-- BEGIN GIVEN INFORMATION --

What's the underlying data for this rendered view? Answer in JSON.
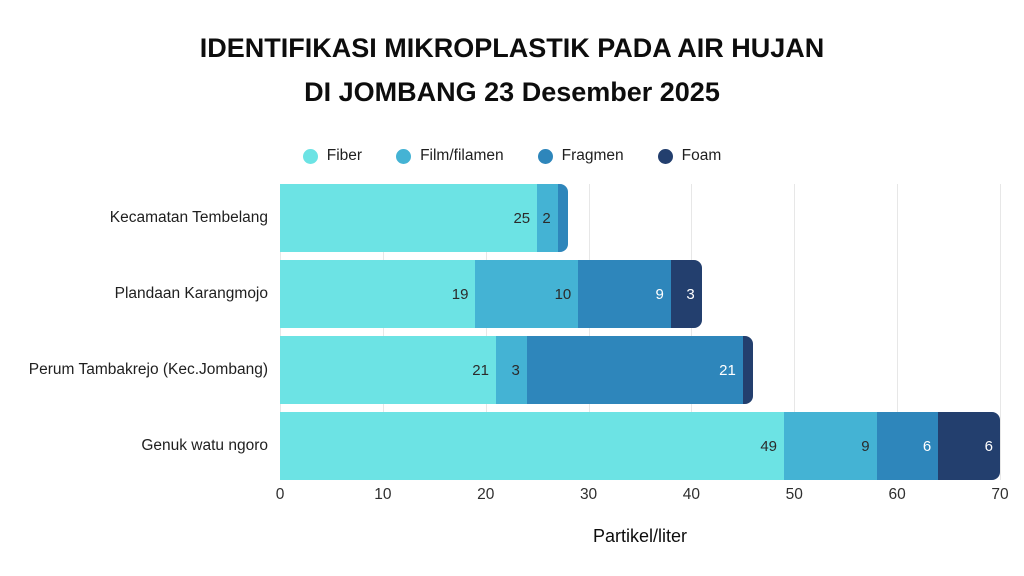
{
  "title": {
    "line1": "IDENTIFIKASI MIKROPLASTIK PADA AIR HUJAN",
    "line2": "DI JOMBANG 23 Desember 2025"
  },
  "chart_data": {
    "type": "bar",
    "orientation": "horizontal",
    "stacked": true,
    "title": "IDENTIFIKASI MIKROPLASTIK PADA AIR HUJAN DI JOMBANG 23 Desember 2025",
    "categories": [
      "Kecamatan Tembelang",
      "Plandaan Karangmojo",
      "Perum Tambakrejo (Kec.Jombang)",
      "Genuk watu ngoro"
    ],
    "series": [
      {
        "name": "Fiber",
        "color": "#6CE3E4",
        "label_color": "#2b2b2b",
        "values": [
          25,
          19,
          21,
          49
        ]
      },
      {
        "name": "Film/filamen",
        "color": "#44B3D4",
        "label_color": "#2b2b2b",
        "values": [
          2,
          10,
          3,
          9
        ]
      },
      {
        "name": "Fragmen",
        "color": "#2E86BB",
        "label_color": "#ffffff",
        "values": [
          1,
          9,
          21,
          6
        ]
      },
      {
        "name": "Foam",
        "color": "#233F6E",
        "label_color": "#ffffff",
        "values": [
          0,
          3,
          1,
          6
        ]
      }
    ],
    "totals": [
      28,
      41,
      46,
      70
    ],
    "xlabel": "Partikel/liter",
    "xlim": [
      0,
      70
    ],
    "xticks": [
      0,
      10,
      20,
      30,
      40,
      50,
      60,
      70
    ],
    "grid": "vertical",
    "gridline_color": "#e7e7e7",
    "legend_position": "top",
    "min_value_for_label": 2,
    "background_color": "#ffffff"
  }
}
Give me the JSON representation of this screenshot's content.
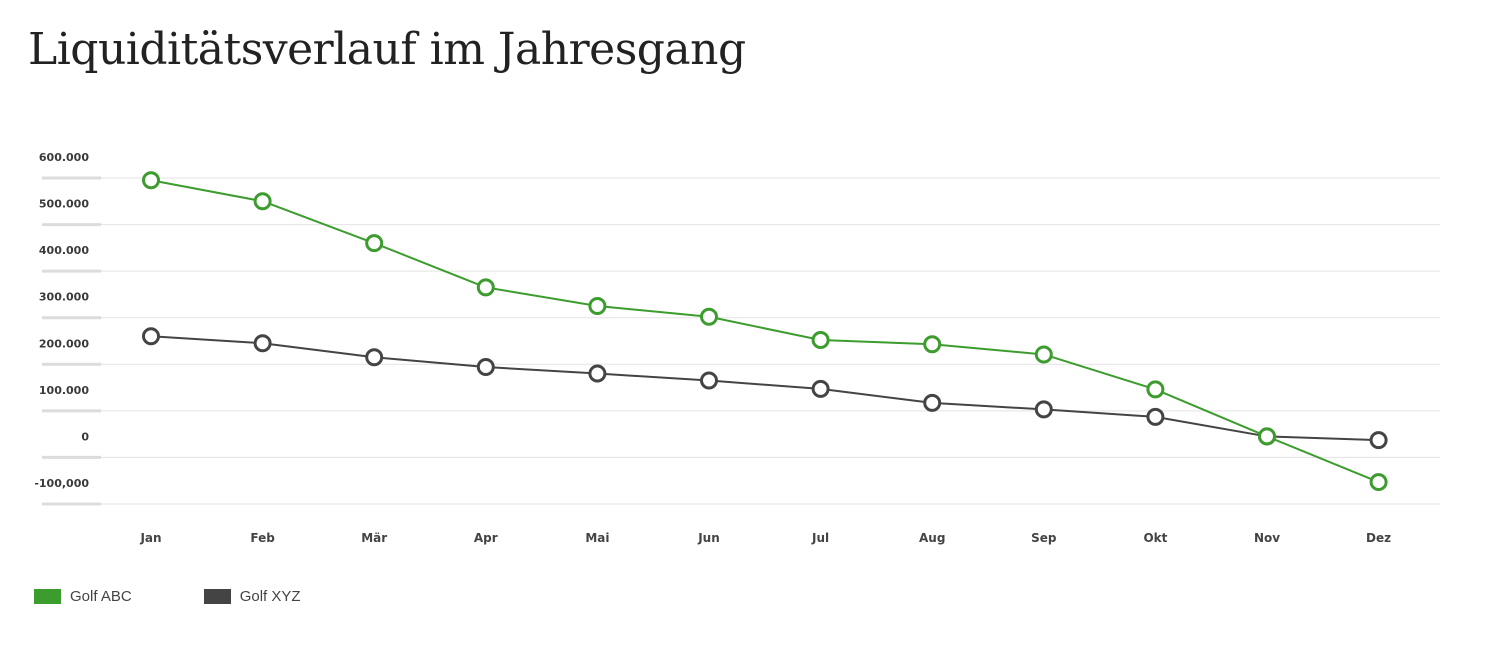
{
  "title": "Liquiditätsverlauf im Jahresgang",
  "chart_data": {
    "type": "line",
    "title": "Liquiditätsverlauf im Jahresgang",
    "xlabel": "",
    "ylabel": "",
    "categories": [
      "Jan",
      "Feb",
      "Mär",
      "Apr",
      "Mai",
      "Jun",
      "Jul",
      "Aug",
      "Sep",
      "Okt",
      "Nov",
      "Dez"
    ],
    "y_ticks": [
      {
        "value": 600000,
        "label": "600.000"
      },
      {
        "value": 500000,
        "label": "500.000"
      },
      {
        "value": 400000,
        "label": "400.000"
      },
      {
        "value": 300000,
        "label": "300.000"
      },
      {
        "value": 200000,
        "label": "200.000"
      },
      {
        "value": 100000,
        "label": "100.000"
      },
      {
        "value": 0,
        "label": "0"
      },
      {
        "value": -100000,
        "label": "-100,000"
      }
    ],
    "ylim": [
      -100000,
      600000
    ],
    "grid": true,
    "legend_position": "bottom-left",
    "series": [
      {
        "name": "Golf ABC",
        "color": "#3c9c2e",
        "values": [
          550000,
          505000,
          415000,
          320000,
          280000,
          257000,
          207000,
          198000,
          176000,
          101000,
          0,
          -98000
        ]
      },
      {
        "name": "Golf XYZ",
        "color": "#444444",
        "values": [
          215000,
          200000,
          170000,
          149000,
          135000,
          120000,
          102000,
          72000,
          58000,
          42000,
          0,
          -8000
        ]
      }
    ]
  }
}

-- END GIVEN INFORMATION --

REQUEST: Omit every picture, and otherwise quote the entries exactly.

TASK RESULT:
What's the underlying data for this rendered view? Answer in JSON.
{
  "title": {
    "line1": "IDENTIFIKASI MIKROPLASTIK PADA AIR HUJAN",
    "line2": "DI JOMBANG 23 Desember 2025"
  },
  "chart_data": {
    "type": "bar",
    "orientation": "horizontal",
    "stacked": true,
    "title": "IDENTIFIKASI MIKROPLASTIK PADA AIR HUJAN DI JOMBANG 23 Desember 2025",
    "categories": [
      "Kecamatan Tembelang",
      "Plandaan Karangmojo",
      "Perum Tambakrejo (Kec.Jombang)",
      "Genuk watu ngoro"
    ],
    "series": [
      {
        "name": "Fiber",
        "color": "#6CE3E4",
        "label_color": "#2b2b2b",
        "values": [
          25,
          19,
          21,
          49
        ]
      },
      {
        "name": "Film/filamen",
        "color": "#44B3D4",
        "label_color": "#2b2b2b",
        "values": [
          2,
          10,
          3,
          9
        ]
      },
      {
        "name": "Fragmen",
        "color": "#2E86BB",
        "label_color": "#ffffff",
        "values": [
          1,
          9,
          21,
          6
        ]
      },
      {
        "name": "Foam",
        "color": "#233F6E",
        "label_color": "#ffffff",
        "values": [
          0,
          3,
          1,
          6
        ]
      }
    ],
    "totals": [
      28,
      41,
      46,
      70
    ],
    "xlabel": "Partikel/liter",
    "xlim": [
      0,
      70
    ],
    "xticks": [
      0,
      10,
      20,
      30,
      40,
      50,
      60,
      70
    ],
    "grid": "vertical",
    "gridline_color": "#e7e7e7",
    "legend_position": "top",
    "min_value_for_label": 2,
    "background_color": "#ffffff"
  }
}
Give me the JSON representation of this screenshot's content.
{
  "title": "Liquiditätsverlauf im Jahresgang",
  "chart_data": {
    "type": "line",
    "title": "Liquiditätsverlauf im Jahresgang",
    "xlabel": "",
    "ylabel": "",
    "categories": [
      "Jan",
      "Feb",
      "Mär",
      "Apr",
      "Mai",
      "Jun",
      "Jul",
      "Aug",
      "Sep",
      "Okt",
      "Nov",
      "Dez"
    ],
    "y_ticks": [
      {
        "value": 600000,
        "label": "600.000"
      },
      {
        "value": 500000,
        "label": "500.000"
      },
      {
        "value": 400000,
        "label": "400.000"
      },
      {
        "value": 300000,
        "label": "300.000"
      },
      {
        "value": 200000,
        "label": "200.000"
      },
      {
        "value": 100000,
        "label": "100.000"
      },
      {
        "value": 0,
        "label": "0"
      },
      {
        "value": -100000,
        "label": "-100,000"
      }
    ],
    "ylim": [
      -100000,
      600000
    ],
    "grid": true,
    "legend_position": "bottom-left",
    "series": [
      {
        "name": "Golf ABC",
        "color": "#3c9c2e",
        "values": [
          550000,
          505000,
          415000,
          320000,
          280000,
          257000,
          207000,
          198000,
          176000,
          101000,
          0,
          -98000
        ]
      },
      {
        "name": "Golf XYZ",
        "color": "#444444",
        "values": [
          215000,
          200000,
          170000,
          149000,
          135000,
          120000,
          102000,
          72000,
          58000,
          42000,
          0,
          -8000
        ]
      }
    ]
  }
}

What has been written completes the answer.